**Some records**
[Begin]

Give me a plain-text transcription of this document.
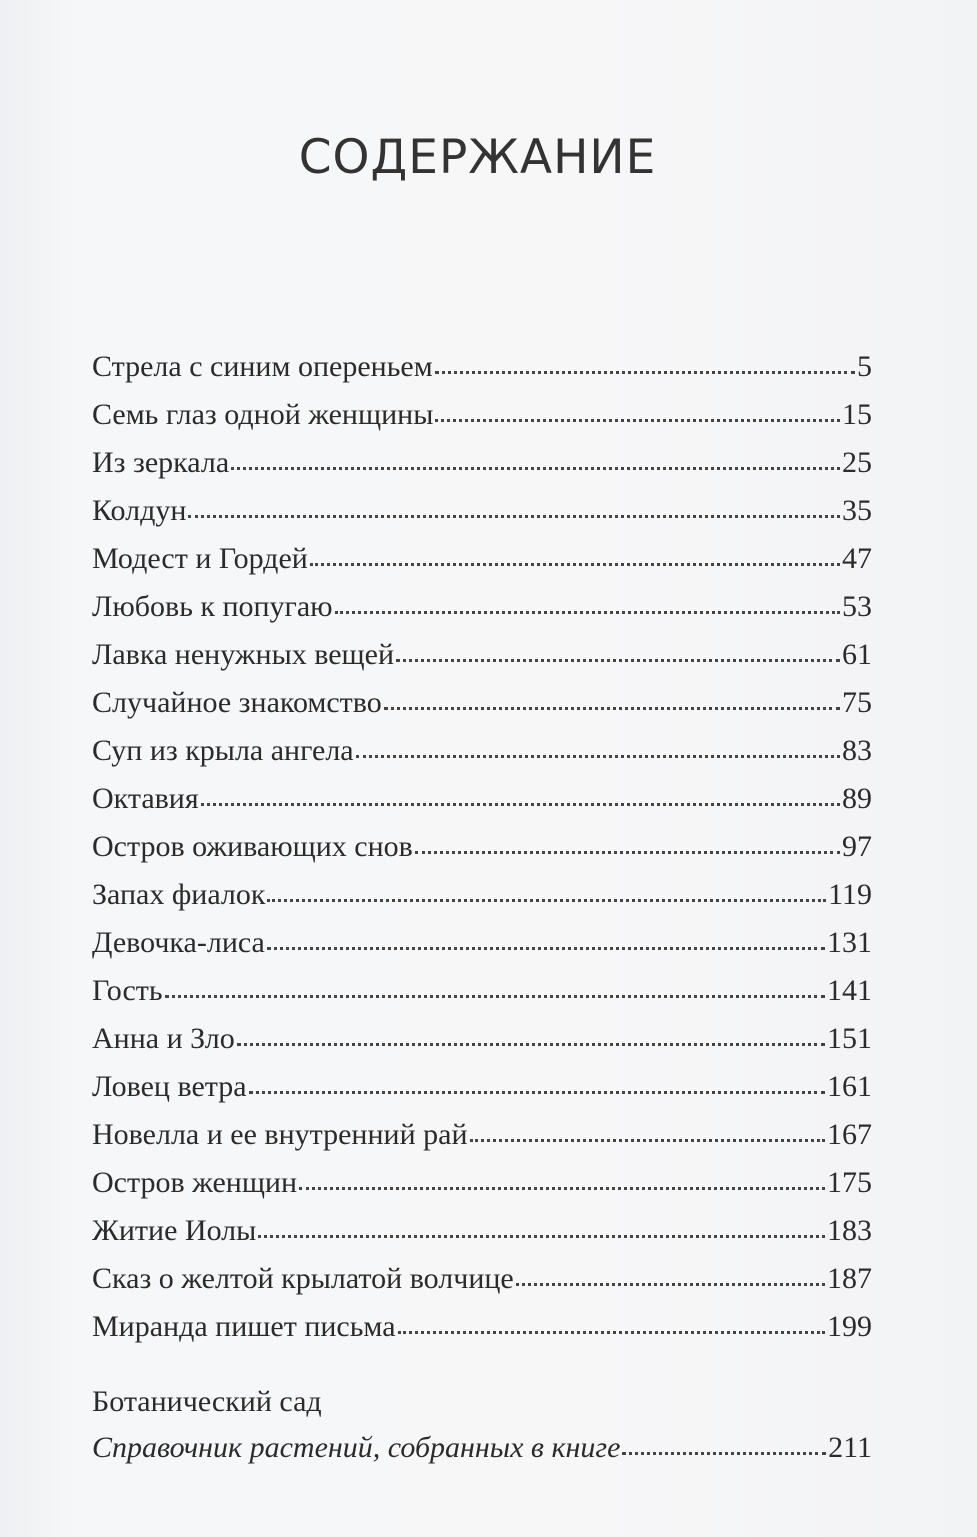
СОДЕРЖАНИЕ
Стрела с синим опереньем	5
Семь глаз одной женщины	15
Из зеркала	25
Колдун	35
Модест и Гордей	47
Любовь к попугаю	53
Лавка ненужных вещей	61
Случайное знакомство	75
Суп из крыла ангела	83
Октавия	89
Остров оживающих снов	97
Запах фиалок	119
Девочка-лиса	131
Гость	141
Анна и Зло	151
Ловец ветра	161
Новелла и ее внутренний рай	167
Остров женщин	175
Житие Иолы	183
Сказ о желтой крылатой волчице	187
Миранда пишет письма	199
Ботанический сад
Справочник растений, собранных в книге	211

[End]
[Begin]

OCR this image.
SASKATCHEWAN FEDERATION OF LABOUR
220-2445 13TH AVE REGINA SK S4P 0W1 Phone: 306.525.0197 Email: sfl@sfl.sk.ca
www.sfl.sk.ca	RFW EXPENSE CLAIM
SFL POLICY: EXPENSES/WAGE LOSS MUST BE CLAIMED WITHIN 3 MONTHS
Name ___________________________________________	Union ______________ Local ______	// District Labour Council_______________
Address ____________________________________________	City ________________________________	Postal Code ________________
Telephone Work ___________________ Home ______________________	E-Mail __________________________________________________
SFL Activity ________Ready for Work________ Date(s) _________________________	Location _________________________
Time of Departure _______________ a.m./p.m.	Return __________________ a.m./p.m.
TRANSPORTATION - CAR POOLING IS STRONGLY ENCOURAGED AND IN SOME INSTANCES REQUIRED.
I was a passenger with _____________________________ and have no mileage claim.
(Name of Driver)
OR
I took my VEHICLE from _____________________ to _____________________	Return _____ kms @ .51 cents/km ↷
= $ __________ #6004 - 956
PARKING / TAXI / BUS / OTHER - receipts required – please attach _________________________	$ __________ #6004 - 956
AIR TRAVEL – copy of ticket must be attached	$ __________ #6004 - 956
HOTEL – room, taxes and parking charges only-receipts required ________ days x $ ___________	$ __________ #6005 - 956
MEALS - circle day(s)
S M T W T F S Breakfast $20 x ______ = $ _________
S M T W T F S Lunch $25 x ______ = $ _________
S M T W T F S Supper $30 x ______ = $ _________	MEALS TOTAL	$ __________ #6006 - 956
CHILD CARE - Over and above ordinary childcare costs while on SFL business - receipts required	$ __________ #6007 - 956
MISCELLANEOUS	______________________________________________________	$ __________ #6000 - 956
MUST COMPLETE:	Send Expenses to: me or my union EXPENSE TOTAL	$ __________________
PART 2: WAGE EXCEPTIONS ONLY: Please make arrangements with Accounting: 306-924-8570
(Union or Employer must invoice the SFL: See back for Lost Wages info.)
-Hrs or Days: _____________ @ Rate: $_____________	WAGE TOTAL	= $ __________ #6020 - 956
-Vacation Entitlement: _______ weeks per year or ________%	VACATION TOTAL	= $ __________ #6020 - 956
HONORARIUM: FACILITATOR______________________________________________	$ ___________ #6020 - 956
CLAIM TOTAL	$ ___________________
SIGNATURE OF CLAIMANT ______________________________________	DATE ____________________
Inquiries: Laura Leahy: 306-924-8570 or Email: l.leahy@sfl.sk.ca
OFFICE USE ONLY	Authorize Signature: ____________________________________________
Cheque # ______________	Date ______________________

[End]
[Begin]

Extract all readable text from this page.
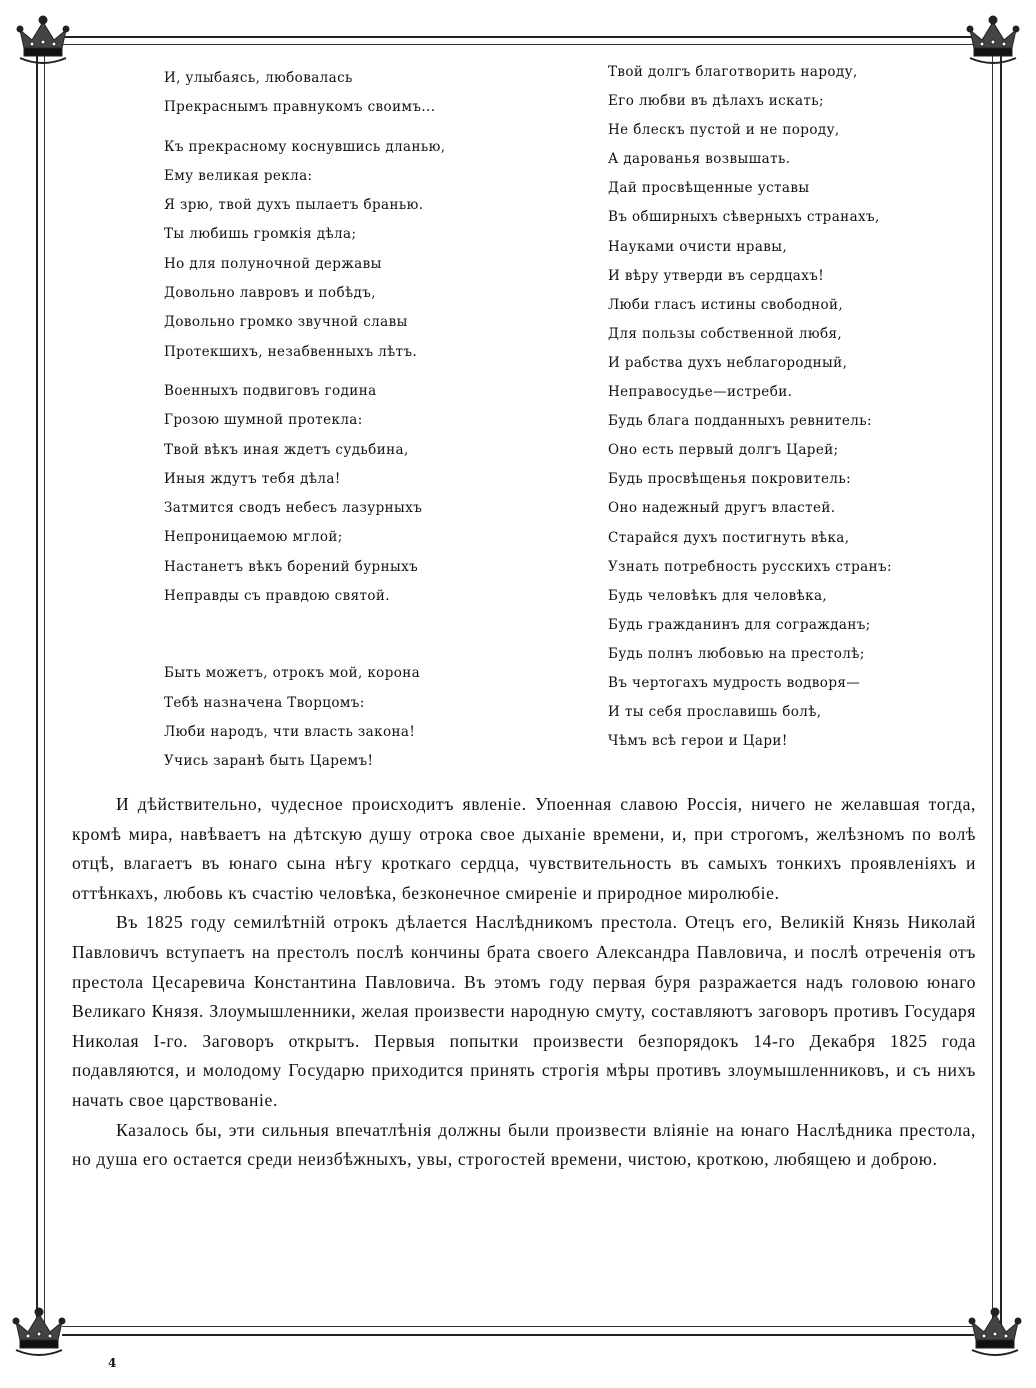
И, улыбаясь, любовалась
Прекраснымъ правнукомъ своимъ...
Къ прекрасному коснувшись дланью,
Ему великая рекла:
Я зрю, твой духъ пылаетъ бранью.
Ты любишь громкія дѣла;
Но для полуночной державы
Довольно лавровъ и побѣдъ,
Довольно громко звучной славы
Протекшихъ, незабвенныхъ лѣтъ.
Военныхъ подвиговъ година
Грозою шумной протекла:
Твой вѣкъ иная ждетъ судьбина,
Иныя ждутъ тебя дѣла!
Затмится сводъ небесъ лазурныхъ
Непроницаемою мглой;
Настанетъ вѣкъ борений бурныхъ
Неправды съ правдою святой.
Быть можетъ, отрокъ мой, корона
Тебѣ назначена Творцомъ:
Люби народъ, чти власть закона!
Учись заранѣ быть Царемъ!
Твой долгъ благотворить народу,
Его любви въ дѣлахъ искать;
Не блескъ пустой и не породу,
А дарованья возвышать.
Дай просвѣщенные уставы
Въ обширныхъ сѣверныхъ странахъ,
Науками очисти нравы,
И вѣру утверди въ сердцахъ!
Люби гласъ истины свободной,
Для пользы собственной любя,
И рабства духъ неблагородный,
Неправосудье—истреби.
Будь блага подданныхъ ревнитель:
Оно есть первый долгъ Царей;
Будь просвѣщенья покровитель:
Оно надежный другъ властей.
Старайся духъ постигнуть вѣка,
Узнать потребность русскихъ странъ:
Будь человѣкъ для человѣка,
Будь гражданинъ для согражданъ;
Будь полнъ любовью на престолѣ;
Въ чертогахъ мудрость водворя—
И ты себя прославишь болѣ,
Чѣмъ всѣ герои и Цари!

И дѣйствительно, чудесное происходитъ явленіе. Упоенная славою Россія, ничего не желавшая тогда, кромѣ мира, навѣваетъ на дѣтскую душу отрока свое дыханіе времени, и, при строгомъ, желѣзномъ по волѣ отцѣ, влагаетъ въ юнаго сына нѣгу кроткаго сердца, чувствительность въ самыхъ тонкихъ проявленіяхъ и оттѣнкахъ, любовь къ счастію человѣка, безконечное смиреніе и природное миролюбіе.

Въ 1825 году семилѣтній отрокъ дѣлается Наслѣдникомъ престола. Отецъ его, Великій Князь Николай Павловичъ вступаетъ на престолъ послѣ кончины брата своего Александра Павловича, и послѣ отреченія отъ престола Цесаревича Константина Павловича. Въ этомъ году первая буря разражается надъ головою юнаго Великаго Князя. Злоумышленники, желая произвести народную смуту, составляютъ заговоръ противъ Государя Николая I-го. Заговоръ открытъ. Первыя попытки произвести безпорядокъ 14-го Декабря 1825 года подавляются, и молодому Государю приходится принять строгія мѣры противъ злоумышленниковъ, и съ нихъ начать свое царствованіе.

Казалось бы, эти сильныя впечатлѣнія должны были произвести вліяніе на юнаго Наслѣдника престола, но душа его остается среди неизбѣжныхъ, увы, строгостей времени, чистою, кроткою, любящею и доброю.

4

[End]

**EXERCISE INSTRUCTIONS**
Where a line contains "Return", copy that line.

**CORRECT RESULT**
Time of Departure _______________ a.m./p.m.	Return __________________ a.m./p.m.
I took my VEHICLE from _____________________ to _____________________	Return _____ kms @ .51 cents/km ↷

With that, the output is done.